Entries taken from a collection
* * *
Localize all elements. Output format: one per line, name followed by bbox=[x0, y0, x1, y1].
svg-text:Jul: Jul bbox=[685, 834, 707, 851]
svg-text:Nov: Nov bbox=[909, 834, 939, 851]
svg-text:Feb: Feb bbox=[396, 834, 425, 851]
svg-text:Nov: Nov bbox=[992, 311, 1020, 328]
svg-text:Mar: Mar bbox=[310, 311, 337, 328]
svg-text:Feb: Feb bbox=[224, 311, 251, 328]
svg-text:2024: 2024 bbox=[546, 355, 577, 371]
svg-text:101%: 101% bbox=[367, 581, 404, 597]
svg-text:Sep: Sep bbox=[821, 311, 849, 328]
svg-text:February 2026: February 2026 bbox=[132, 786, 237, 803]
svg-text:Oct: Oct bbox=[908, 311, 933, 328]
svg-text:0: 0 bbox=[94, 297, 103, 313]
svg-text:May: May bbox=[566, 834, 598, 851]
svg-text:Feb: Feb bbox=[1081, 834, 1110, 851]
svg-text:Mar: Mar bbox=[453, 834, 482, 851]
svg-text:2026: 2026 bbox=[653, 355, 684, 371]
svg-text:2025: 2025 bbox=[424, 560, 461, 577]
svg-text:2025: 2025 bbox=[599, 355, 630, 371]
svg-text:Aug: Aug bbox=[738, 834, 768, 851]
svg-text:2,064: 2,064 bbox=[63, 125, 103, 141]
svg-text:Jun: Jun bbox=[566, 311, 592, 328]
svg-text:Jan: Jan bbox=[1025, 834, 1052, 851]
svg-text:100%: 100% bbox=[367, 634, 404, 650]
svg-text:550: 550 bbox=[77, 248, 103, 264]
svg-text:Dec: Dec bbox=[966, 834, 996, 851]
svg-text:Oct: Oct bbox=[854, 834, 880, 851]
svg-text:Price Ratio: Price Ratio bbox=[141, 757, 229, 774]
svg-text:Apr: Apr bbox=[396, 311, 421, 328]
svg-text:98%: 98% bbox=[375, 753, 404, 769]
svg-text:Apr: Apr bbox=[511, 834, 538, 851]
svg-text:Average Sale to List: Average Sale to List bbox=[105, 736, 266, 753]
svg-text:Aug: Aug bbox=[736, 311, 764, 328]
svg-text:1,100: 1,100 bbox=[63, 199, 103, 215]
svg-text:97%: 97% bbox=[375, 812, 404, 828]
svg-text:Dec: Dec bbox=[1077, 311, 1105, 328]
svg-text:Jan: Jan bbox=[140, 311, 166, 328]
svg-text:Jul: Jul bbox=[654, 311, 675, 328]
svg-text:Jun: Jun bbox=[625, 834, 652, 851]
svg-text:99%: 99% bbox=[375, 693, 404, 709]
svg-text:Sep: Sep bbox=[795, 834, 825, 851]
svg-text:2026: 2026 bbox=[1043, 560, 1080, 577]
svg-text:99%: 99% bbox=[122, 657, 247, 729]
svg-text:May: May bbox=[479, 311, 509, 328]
* * *
### Problem statement
Write out every line of the material above precisely, with no changes.

### The reply
Localize all elements. Output format: one per line, name followed by bbox=[x0, y0, x1, y1].
svg-text:Jul: Jul bbox=[685, 834, 707, 851]
svg-text:Nov: Nov bbox=[909, 834, 939, 851]
svg-text:Feb: Feb bbox=[396, 834, 425, 851]
svg-text:Nov: Nov bbox=[992, 311, 1020, 328]
svg-text:Mar: Mar bbox=[310, 311, 337, 328]
svg-text:Feb: Feb bbox=[224, 311, 251, 328]
svg-text:2024: 2024 bbox=[546, 355, 577, 371]
svg-text:101%: 101% bbox=[367, 581, 404, 597]
svg-text:Sep: Sep bbox=[821, 311, 849, 328]
svg-text:February 2026: February 2026 bbox=[132, 786, 237, 803]
svg-text:Oct: Oct bbox=[908, 311, 933, 328]
svg-text:0: 0 bbox=[94, 297, 103, 313]
svg-text:May: May bbox=[566, 834, 598, 851]
svg-text:Feb: Feb bbox=[1081, 834, 1110, 851]
svg-text:Mar: Mar bbox=[453, 834, 482, 851]
svg-text:2026: 2026 bbox=[653, 355, 684, 371]
svg-text:2025: 2025 bbox=[424, 560, 461, 577]
svg-text:2025: 2025 bbox=[599, 355, 630, 371]
svg-text:Aug: Aug bbox=[738, 834, 768, 851]
svg-text:2,064: 2,064 bbox=[63, 125, 103, 141]
svg-text:Jun: Jun bbox=[566, 311, 592, 328]
svg-text:Jan: Jan bbox=[1025, 834, 1052, 851]
svg-text:100%: 100% bbox=[367, 634, 404, 650]
svg-text:550: 550 bbox=[77, 248, 103, 264]
svg-text:Dec: Dec bbox=[966, 834, 996, 851]
svg-text:Oct: Oct bbox=[854, 834, 880, 851]
svg-text:Price Ratio: Price Ratio bbox=[141, 757, 229, 774]
svg-text:Apr: Apr bbox=[396, 311, 421, 328]
svg-text:98%: 98% bbox=[375, 753, 404, 769]
svg-text:Apr: Apr bbox=[511, 834, 538, 851]
svg-text:Average Sale to List: Average Sale to List bbox=[105, 736, 266, 753]
svg-text:Aug: Aug bbox=[736, 311, 764, 328]
svg-text:1,100: 1,100 bbox=[63, 199, 103, 215]
svg-text:97%: 97% bbox=[375, 812, 404, 828]
svg-text:Dec: Dec bbox=[1077, 311, 1105, 328]
svg-text:Jan: Jan bbox=[140, 311, 166, 328]
svg-text:Jul: Jul bbox=[654, 311, 675, 328]
svg-text:Jun: Jun bbox=[625, 834, 652, 851]
svg-text:99%: 99% bbox=[375, 693, 404, 709]
svg-text:Sep: Sep bbox=[795, 834, 825, 851]
svg-text:2026: 2026 bbox=[1043, 560, 1080, 577]
svg-text:99%: 99% bbox=[122, 657, 247, 729]
svg-text:May: May bbox=[479, 311, 509, 328]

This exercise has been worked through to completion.